* _Given task_: Make an exact copy of the entries below.

Figure record extracts:
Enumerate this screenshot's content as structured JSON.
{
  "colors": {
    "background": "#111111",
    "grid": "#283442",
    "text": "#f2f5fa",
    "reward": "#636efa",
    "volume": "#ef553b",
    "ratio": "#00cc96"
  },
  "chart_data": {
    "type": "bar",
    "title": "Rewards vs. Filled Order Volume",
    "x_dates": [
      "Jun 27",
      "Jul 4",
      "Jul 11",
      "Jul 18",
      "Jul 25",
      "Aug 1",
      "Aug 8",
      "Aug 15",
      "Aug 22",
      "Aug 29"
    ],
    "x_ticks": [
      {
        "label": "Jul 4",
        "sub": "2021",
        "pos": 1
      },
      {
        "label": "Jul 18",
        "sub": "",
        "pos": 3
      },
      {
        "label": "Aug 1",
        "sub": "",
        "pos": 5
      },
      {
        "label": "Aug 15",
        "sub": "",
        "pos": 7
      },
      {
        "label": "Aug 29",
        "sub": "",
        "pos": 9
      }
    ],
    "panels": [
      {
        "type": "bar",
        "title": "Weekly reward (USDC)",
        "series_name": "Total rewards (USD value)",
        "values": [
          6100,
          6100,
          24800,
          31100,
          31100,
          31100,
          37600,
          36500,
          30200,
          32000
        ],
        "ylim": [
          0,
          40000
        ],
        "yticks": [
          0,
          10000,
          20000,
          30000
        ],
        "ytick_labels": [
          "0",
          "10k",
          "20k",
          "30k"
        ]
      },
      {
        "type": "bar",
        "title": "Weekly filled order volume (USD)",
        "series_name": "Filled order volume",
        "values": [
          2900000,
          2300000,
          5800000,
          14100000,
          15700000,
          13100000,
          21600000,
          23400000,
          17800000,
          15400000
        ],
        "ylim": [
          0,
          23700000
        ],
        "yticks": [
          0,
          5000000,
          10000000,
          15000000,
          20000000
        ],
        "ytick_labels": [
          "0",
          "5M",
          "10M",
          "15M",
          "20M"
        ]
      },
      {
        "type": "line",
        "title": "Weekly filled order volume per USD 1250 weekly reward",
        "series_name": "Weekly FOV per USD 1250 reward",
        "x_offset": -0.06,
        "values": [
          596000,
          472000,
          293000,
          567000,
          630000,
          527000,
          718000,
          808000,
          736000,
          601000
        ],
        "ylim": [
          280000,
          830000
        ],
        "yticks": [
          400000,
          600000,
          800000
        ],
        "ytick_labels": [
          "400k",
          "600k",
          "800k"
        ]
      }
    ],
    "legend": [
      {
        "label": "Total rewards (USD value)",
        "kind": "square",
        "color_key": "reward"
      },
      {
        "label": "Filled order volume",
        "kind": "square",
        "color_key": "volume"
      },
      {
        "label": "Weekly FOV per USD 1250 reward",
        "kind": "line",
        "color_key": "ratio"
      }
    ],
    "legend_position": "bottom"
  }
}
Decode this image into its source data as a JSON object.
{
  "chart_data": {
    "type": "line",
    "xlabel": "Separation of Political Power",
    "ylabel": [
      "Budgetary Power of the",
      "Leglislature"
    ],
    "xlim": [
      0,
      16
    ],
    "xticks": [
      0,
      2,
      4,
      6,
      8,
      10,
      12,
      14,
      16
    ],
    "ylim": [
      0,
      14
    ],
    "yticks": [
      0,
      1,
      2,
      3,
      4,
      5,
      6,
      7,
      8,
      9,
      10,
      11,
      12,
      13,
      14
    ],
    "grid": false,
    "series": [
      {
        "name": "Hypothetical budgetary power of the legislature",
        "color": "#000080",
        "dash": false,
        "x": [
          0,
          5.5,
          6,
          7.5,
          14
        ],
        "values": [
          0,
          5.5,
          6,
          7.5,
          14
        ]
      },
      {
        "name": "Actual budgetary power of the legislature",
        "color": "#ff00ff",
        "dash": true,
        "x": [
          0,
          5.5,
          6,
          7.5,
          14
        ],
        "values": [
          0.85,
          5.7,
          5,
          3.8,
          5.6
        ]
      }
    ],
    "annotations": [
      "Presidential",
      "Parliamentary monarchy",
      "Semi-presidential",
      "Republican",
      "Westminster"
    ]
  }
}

* _Answer to the exercise_:
Enumerate this screenshot's content as structured JSON.
{
  "colors": {
    "background": "#111111",
    "grid": "#283442",
    "text": "#f2f5fa",
    "reward": "#636efa",
    "volume": "#ef553b",
    "ratio": "#00cc96"
  },
  "chart_data": {
    "type": "bar",
    "title": "Rewards vs. Filled Order Volume",
    "x_dates": [
      "Jun 27",
      "Jul 4",
      "Jul 11",
      "Jul 18",
      "Jul 25",
      "Aug 1",
      "Aug 8",
      "Aug 15",
      "Aug 22",
      "Aug 29"
    ],
    "x_ticks": [
      {
        "label": "Jul 4",
        "sub": "2021",
        "pos": 1
      },
      {
        "label": "Jul 18",
        "sub": "",
        "pos": 3
      },
      {
        "label": "Aug 1",
        "sub": "",
        "pos": 5
      },
      {
        "label": "Aug 15",
        "sub": "",
        "pos": 7
      },
      {
        "label": "Aug 29",
        "sub": "",
        "pos": 9
      }
    ],
    "panels": [
      {
        "type": "bar",
        "title": "Weekly reward (USDC)",
        "series_name": "Total rewards (USD value)",
        "values": [
          6100,
          6100,
          24800,
          31100,
          31100,
          31100,
          37600,
          36500,
          30200,
          32000
        ],
        "ylim": [
          0,
          40000
        ],
        "yticks": [
          0,
          10000,
          20000,
          30000
        ],
        "ytick_labels": [
          "0",
          "10k",
          "20k",
          "30k"
        ]
      },
      {
        "type": "bar",
        "title": "Weekly filled order volume (USD)",
        "series_name": "Filled order volume",
        "values": [
          2900000,
          2300000,
          5800000,
          14100000,
          15700000,
          13100000,
          21600000,
          23400000,
          17800000,
          15400000
        ],
        "ylim": [
          0,
          23700000
        ],
        "yticks": [
          0,
          5000000,
          10000000,
          15000000,
          20000000
        ],
        "ytick_labels": [
          "0",
          "5M",
          "10M",
          "15M",
          "20M"
        ]
      },
      {
        "type": "line",
        "title": "Weekly filled order volume per USD 1250 weekly reward",
        "series_name": "Weekly FOV per USD 1250 reward",
        "x_offset": -0.06,
        "values": [
          596000,
          472000,
          293000,
          567000,
          630000,
          527000,
          718000,
          808000,
          736000,
          601000
        ],
        "ylim": [
          280000,
          830000
        ],
        "yticks": [
          400000,
          600000,
          800000
        ],
        "ytick_labels": [
          "400k",
          "600k",
          "800k"
        ]
      }
    ],
    "legend": [
      {
        "label": "Total rewards (USD value)",
        "kind": "square",
        "color_key": "reward"
      },
      {
        "label": "Filled order volume",
        "kind": "square",
        "color_key": "volume"
      },
      {
        "label": "Weekly FOV per USD 1250 reward",
        "kind": "line",
        "color_key": "ratio"
      }
    ],
    "legend_position": "bottom"
  }
}
Decode this image into its source data as a JSON object.
{
  "chart_data": {
    "type": "line",
    "xlabel": "Separation of Political Power",
    "ylabel": [
      "Budgetary Power of the",
      "Leglislature"
    ],
    "xlim": [
      0,
      16
    ],
    "xticks": [
      0,
      2,
      4,
      6,
      8,
      10,
      12,
      14,
      16
    ],
    "ylim": [
      0,
      14
    ],
    "yticks": [
      0,
      1,
      2,
      3,
      4,
      5,
      6,
      7,
      8,
      9,
      10,
      11,
      12,
      13,
      14
    ],
    "grid": false,
    "series": [
      {
        "name": "Hypothetical budgetary power of the legislature",
        "color": "#000080",
        "dash": false,
        "x": [
          0,
          5.5,
          6,
          7.5,
          14
        ],
        "values": [
          0,
          5.5,
          6,
          7.5,
          14
        ]
      },
      {
        "name": "Actual budgetary power of the legislature",
        "color": "#ff00ff",
        "dash": true,
        "x": [
          0,
          5.5,
          6,
          7.5,
          14
        ],
        "values": [
          0.85,
          5.7,
          5,
          3.8,
          5.6
        ]
      }
    ],
    "annotations": [
      "Presidential",
      "Parliamentary monarchy",
      "Semi-presidential",
      "Republican",
      "Westminster"
    ]
  }
}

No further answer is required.